Without further comment, state how many lines in the listing below contain the word "задачу".

**Given information:**
--

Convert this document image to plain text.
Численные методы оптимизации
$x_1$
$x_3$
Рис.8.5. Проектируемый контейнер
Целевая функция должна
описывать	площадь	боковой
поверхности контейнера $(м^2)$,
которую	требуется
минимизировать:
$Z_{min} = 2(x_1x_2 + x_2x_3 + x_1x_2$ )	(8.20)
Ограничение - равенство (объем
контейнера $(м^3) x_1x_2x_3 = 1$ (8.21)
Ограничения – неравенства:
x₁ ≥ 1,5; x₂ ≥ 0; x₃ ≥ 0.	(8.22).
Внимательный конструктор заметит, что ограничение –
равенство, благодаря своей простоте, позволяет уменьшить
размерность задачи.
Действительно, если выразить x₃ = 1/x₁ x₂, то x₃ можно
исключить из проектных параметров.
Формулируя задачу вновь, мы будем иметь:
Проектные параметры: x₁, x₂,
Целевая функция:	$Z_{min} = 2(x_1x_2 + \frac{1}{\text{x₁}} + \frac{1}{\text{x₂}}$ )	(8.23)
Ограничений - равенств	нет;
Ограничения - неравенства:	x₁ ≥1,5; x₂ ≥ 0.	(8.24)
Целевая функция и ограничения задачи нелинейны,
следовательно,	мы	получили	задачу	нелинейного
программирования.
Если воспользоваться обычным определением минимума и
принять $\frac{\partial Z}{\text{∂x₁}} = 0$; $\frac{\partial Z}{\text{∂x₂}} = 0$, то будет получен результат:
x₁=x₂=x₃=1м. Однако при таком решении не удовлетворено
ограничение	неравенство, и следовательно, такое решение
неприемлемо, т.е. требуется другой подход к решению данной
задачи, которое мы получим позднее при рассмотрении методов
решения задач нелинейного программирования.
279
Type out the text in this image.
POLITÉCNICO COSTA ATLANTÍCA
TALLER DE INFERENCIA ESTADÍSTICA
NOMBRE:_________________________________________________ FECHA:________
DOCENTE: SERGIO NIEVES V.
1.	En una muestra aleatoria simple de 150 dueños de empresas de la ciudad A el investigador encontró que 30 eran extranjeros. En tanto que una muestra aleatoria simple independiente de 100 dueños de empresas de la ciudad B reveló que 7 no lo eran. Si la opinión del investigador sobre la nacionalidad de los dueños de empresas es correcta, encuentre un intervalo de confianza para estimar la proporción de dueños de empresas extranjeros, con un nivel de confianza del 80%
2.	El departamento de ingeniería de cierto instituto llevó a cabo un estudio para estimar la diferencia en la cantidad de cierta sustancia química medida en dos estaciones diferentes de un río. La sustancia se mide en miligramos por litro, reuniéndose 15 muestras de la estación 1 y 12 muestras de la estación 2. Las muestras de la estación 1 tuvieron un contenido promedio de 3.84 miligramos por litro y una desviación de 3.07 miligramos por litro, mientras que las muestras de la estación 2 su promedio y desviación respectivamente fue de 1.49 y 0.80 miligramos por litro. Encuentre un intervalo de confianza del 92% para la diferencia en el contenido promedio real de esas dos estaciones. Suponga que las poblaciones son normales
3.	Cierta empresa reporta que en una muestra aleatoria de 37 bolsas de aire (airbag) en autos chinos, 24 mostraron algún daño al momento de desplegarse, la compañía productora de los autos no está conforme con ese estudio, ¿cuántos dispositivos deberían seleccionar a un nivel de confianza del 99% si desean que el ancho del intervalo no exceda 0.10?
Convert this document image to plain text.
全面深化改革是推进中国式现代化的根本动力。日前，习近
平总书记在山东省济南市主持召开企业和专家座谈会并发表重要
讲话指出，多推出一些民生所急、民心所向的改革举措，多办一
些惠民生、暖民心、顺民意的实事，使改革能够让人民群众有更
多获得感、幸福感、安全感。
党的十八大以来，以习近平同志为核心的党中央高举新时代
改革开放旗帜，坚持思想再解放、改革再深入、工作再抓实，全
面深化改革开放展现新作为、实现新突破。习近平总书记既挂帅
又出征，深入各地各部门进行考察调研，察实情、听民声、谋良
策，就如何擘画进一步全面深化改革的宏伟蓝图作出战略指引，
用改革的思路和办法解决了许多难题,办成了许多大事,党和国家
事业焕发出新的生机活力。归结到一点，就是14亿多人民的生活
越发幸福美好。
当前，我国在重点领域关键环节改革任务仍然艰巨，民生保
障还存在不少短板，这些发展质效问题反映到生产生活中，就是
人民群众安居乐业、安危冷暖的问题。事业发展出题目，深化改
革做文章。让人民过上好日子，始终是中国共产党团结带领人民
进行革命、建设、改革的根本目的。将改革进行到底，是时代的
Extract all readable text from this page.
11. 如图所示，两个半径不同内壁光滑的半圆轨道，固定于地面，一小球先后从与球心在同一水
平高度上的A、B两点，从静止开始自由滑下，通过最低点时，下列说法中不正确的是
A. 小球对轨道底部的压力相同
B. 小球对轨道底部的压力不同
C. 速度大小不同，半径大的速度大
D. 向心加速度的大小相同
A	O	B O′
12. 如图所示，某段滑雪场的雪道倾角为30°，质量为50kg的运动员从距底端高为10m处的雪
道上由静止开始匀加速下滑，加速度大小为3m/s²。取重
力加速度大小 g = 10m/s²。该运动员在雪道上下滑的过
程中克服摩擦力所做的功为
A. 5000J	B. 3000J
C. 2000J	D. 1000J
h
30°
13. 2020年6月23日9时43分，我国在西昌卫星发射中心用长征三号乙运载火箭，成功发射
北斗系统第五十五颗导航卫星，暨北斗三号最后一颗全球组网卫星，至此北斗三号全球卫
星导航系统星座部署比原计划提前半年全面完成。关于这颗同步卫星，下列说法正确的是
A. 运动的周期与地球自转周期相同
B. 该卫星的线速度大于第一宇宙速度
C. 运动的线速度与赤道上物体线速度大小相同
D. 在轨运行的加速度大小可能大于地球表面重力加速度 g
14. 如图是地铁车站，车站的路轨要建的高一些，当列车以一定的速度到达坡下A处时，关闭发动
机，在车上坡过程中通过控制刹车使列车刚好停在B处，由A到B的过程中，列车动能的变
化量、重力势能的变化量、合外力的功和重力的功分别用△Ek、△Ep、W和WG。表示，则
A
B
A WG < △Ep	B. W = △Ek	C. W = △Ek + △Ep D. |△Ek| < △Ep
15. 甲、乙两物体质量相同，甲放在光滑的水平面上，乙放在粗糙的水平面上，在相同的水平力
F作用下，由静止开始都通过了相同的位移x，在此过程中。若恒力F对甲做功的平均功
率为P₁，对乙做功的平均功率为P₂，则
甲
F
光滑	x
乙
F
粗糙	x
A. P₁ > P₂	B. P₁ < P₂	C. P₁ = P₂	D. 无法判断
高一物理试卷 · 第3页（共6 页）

--

**Result:** 2